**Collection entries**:
══════════════════════════════
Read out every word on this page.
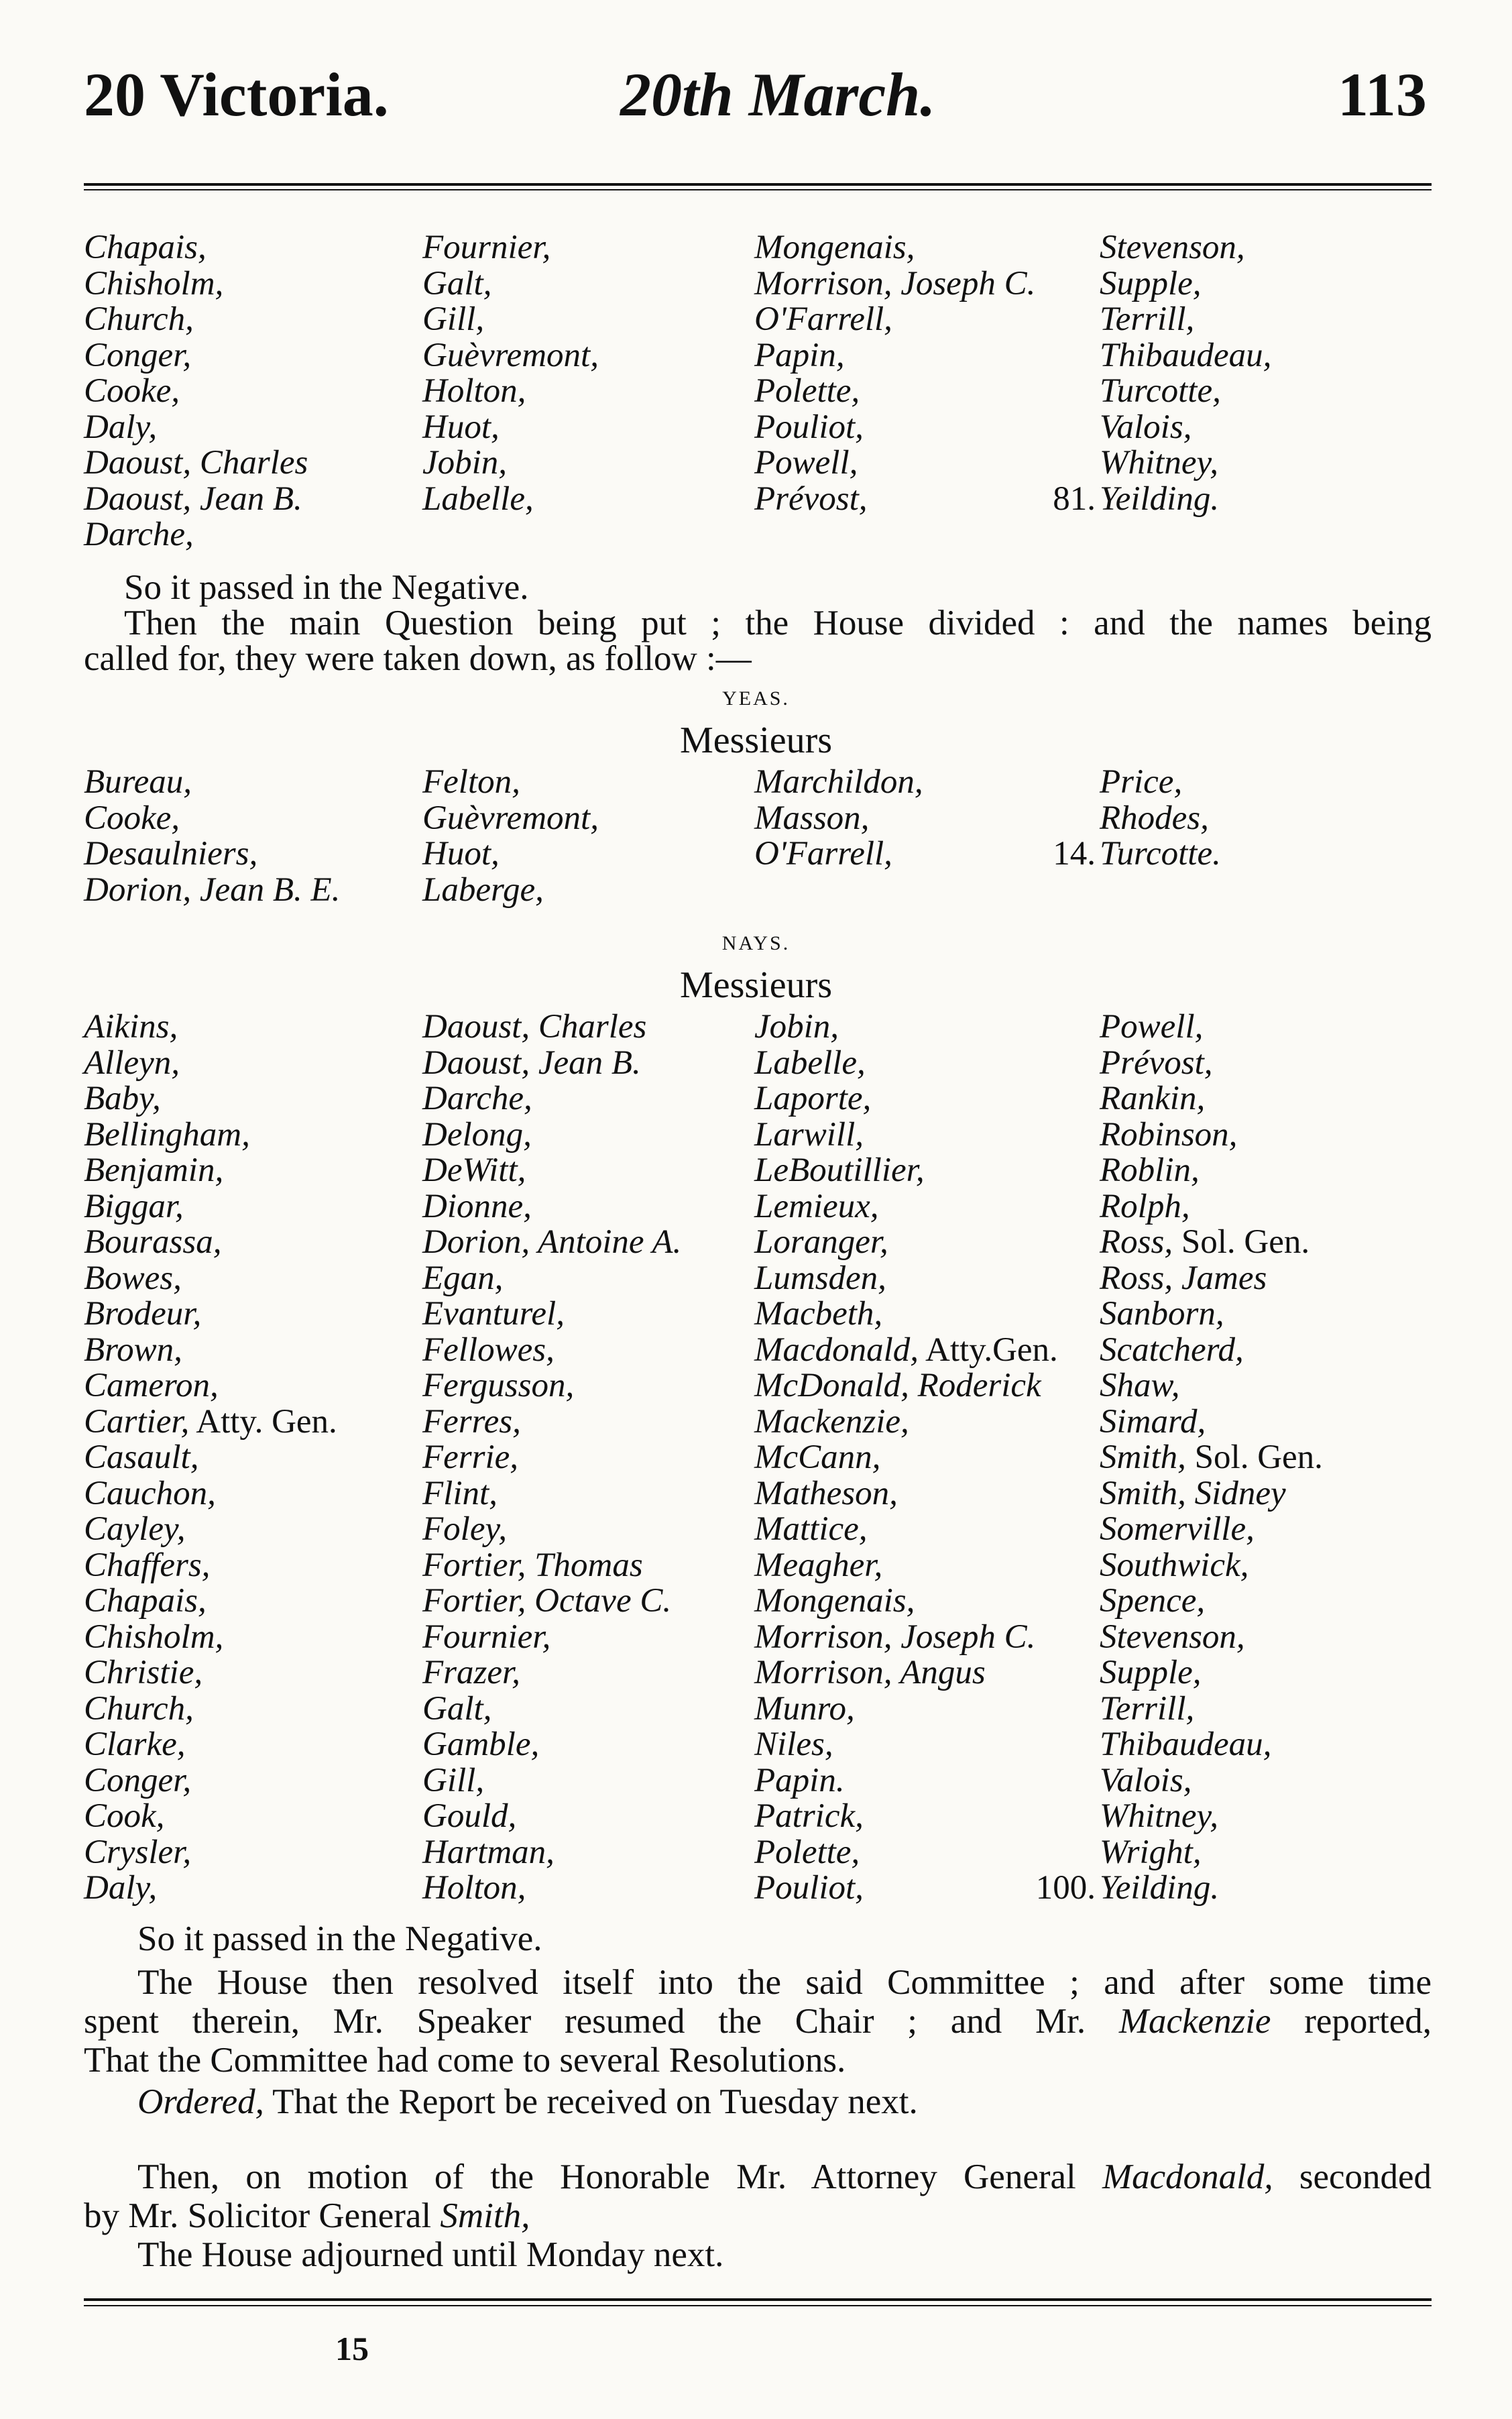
20 Victoria.	20th March.	113
Chapais,
Chisholm,
Church,
Conger,
Cooke,
Daly,
Daoust, Charles
Daoust, Jean B.
Darche,
Fournier,
Galt,
Gill,
Guèvremont,
Holton,
Huot,
Jobin,
Labelle,
Mongenais,
Morrison, Joseph C.
O'Farrell,
Papin,
Polette,
Pouliot,
Powell,
Prévost,
Stevenson,
Supple,
Terrill,
Thibaudeau,
Turcotte,
Valois,
Whitney,
81. Yeilding.
So it passed in the Negative.
Then the main Question being put ; the House divided : and the names being
called for, they were taken down, as follow :—
YEAS.
Messieurs
Bureau,
Cooke,
Desaulniers,
Dorion, Jean B. E.
Felton,
Guèvremont,
Huot,
Laberge,
Marchildon,
Masson,
O'Farrell,
Price,
Rhodes,
14. Turcotte.
NAYS.
Messieurs
Aikins,
Alleyn,
Baby,
Bellingham,
Benjamin,
Biggar,
Bourassa,
Bowes,
Brodeur,
Brown,
Cameron,
Cartier, Atty. Gen.
Casault,
Cauchon,
Cayley,
Chaffers,
Chapais,
Chisholm,
Christie,
Church,
Clarke,
Conger,
Cook,
Crysler,
Daly,
Daoust, Charles
Daoust, Jean B.
Darche,
Delong,
DeWitt,
Dionne,
Dorion, Antoine A.
Egan,
Evanturel,
Fellowes,
Fergusson,
Ferres,
Ferrie,
Flint,
Foley,
Fortier, Thomas
Fortier, Octave C.
Fournier,
Frazer,
Galt,
Gamble,
Gill,
Gould,
Hartman,
Holton,
Jobin,
Labelle,
Laporte,
Larwill,
LeBoutillier,
Lemieux,
Loranger,
Lumsden,
Macbeth,
Macdonald, Atty.Gen.
McDonald, Roderick
Mackenzie,
McCann,
Matheson,
Mattice,
Meagher,
Mongenais,
Morrison, Joseph C.
Morrison, Angus
Munro,
Niles,
Papin.
Patrick,
Polette,
Pouliot,
Powell,
Prévost,
Rankin,
Robinson,
Roblin,
Rolph,
Ross, Sol. Gen.
Ross, James
Sanborn,
Scatcherd,
Shaw,
Simard,
Smith, Sol. Gen.
Smith, Sidney
Somerville,
Southwick,
Spence,
Stevenson,
Supple,
Terrill,
Thibaudeau,
Valois,
Whitney,
Wright,
100. Yeilding.
So it passed in the Negative.
The House then resolved itself into the said Committee ; and after some time
spent therein, Mr. Speaker resumed the Chair ; and Mr. Mackenzie reported,
That the Committee had come to several Resolutions.
Ordered, That the Report be received on Tuesday next.
Then, on motion of the Honorable Mr. Attorney General Macdonald, seconded
by Mr. Solicitor General Smith,
The House adjourned until Monday next.
15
══════════════════════════════
**Short exercise**:
Return the whole listing, word for word, and leave out every picture.

**Exercise solution**:
Read out every word on this page.
20 Victoria.	20th March.	113
Chapais,
Chisholm,
Church,
Conger,
Cooke,
Daly,
Daoust, Charles
Daoust, Jean B.
Darche,
Fournier,
Galt,
Gill,
Guèvremont,
Holton,
Huot,
Jobin,
Labelle,
Mongenais,
Morrison, Joseph C.
O'Farrell,
Papin,
Polette,
Pouliot,
Powell,
Prévost,
Stevenson,
Supple,
Terrill,
Thibaudeau,
Turcotte,
Valois,
Whitney,
81. Yeilding.
So it passed in the Negative.
Then the main Question being put ; the House divided : and the names being
called for, they were taken down, as follow :—
YEAS.
Messieurs
Bureau,
Cooke,
Desaulniers,
Dorion, Jean B. E.
Felton,
Guèvremont,
Huot,
Laberge,
Marchildon,
Masson,
O'Farrell,
Price,
Rhodes,
14. Turcotte.
NAYS.
Messieurs
Aikins,
Alleyn,
Baby,
Bellingham,
Benjamin,
Biggar,
Bourassa,
Bowes,
Brodeur,
Brown,
Cameron,
Cartier, Atty. Gen.
Casault,
Cauchon,
Cayley,
Chaffers,
Chapais,
Chisholm,
Christie,
Church,
Clarke,
Conger,
Cook,
Crysler,
Daly,
Daoust, Charles
Daoust, Jean B.
Darche,
Delong,
DeWitt,
Dionne,
Dorion, Antoine A.
Egan,
Evanturel,
Fellowes,
Fergusson,
Ferres,
Ferrie,
Flint,
Foley,
Fortier, Thomas
Fortier, Octave C.
Fournier,
Frazer,
Galt,
Gamble,
Gill,
Gould,
Hartman,
Holton,
Jobin,
Labelle,
Laporte,
Larwill,
LeBoutillier,
Lemieux,
Loranger,
Lumsden,
Macbeth,
Macdonald, Atty.Gen.
McDonald, Roderick
Mackenzie,
McCann,
Matheson,
Mattice,
Meagher,
Mongenais,
Morrison, Joseph C.
Morrison, Angus
Munro,
Niles,
Papin.
Patrick,
Polette,
Pouliot,
Powell,
Prévost,
Rankin,
Robinson,
Roblin,
Rolph,
Ross, Sol. Gen.
Ross, James
Sanborn,
Scatcherd,
Shaw,
Simard,
Smith, Sol. Gen.
Smith, Sidney
Somerville,
Southwick,
Spence,
Stevenson,
Supple,
Terrill,
Thibaudeau,
Valois,
Whitney,
Wright,
100. Yeilding.
So it passed in the Negative.
The House then resolved itself into the said Committee ; and after some time
spent therein, Mr. Speaker resumed the Chair ; and Mr. Mackenzie reported,
That the Committee had come to several Resolutions.
Ordered, That the Report be received on Tuesday next.
Then, on motion of the Honorable Mr. Attorney General Macdonald, seconded
by Mr. Solicitor General Smith,
The House adjourned until Monday next.
15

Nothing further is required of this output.